**WHAT YOU ARE ASKED TO DO**:
Extract all data as written.
_ _ _ _ _
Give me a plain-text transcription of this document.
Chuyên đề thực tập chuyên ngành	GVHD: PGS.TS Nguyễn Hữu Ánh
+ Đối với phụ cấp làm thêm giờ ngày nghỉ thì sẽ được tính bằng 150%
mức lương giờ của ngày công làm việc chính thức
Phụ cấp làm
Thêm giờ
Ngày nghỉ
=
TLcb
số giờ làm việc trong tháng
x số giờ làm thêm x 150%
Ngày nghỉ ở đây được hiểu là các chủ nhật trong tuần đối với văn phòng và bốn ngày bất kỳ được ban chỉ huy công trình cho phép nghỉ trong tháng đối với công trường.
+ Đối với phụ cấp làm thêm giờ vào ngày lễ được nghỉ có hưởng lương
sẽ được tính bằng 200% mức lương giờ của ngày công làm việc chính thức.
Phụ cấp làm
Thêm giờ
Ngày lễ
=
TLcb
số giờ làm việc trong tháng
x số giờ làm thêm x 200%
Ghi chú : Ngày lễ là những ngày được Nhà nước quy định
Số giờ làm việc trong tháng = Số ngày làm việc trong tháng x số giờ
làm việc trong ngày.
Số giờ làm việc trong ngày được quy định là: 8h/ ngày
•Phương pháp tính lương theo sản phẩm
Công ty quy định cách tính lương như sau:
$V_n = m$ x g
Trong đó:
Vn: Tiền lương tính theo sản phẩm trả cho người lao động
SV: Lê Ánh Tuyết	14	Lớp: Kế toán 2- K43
_ _ _ _ _
**SOLUTION FOR THIS PROBLEM**:
Give me a plain-text transcription of this document.
Chuyên đề thực tập chuyên ngành	GVHD: PGS.TS Nguyễn Hữu Ánh
+ Đối với phụ cấp làm thêm giờ ngày nghỉ thì sẽ được tính bằng 150%
mức lương giờ của ngày công làm việc chính thức
Phụ cấp làm
Thêm giờ
Ngày nghỉ
=
TLcb
số giờ làm việc trong tháng
x số giờ làm thêm x 150%
Ngày nghỉ ở đây được hiểu là các chủ nhật trong tuần đối với văn phòng và bốn ngày bất kỳ được ban chỉ huy công trình cho phép nghỉ trong tháng đối với công trường.
+ Đối với phụ cấp làm thêm giờ vào ngày lễ được nghỉ có hưởng lương
sẽ được tính bằng 200% mức lương giờ của ngày công làm việc chính thức.
Phụ cấp làm
Thêm giờ
Ngày lễ
=
TLcb
số giờ làm việc trong tháng
x số giờ làm thêm x 200%
Ghi chú : Ngày lễ là những ngày được Nhà nước quy định
Số giờ làm việc trong tháng = Số ngày làm việc trong tháng x số giờ
làm việc trong ngày.
Số giờ làm việc trong ngày được quy định là: 8h/ ngày
•Phương pháp tính lương theo sản phẩm
Công ty quy định cách tính lương như sau:
$V_n = m$ x g
Trong đó:
Vn: Tiền lương tính theo sản phẩm trả cho người lao động
SV: Lê Ánh Tuyết	14	Lớp: Kế toán 2- K43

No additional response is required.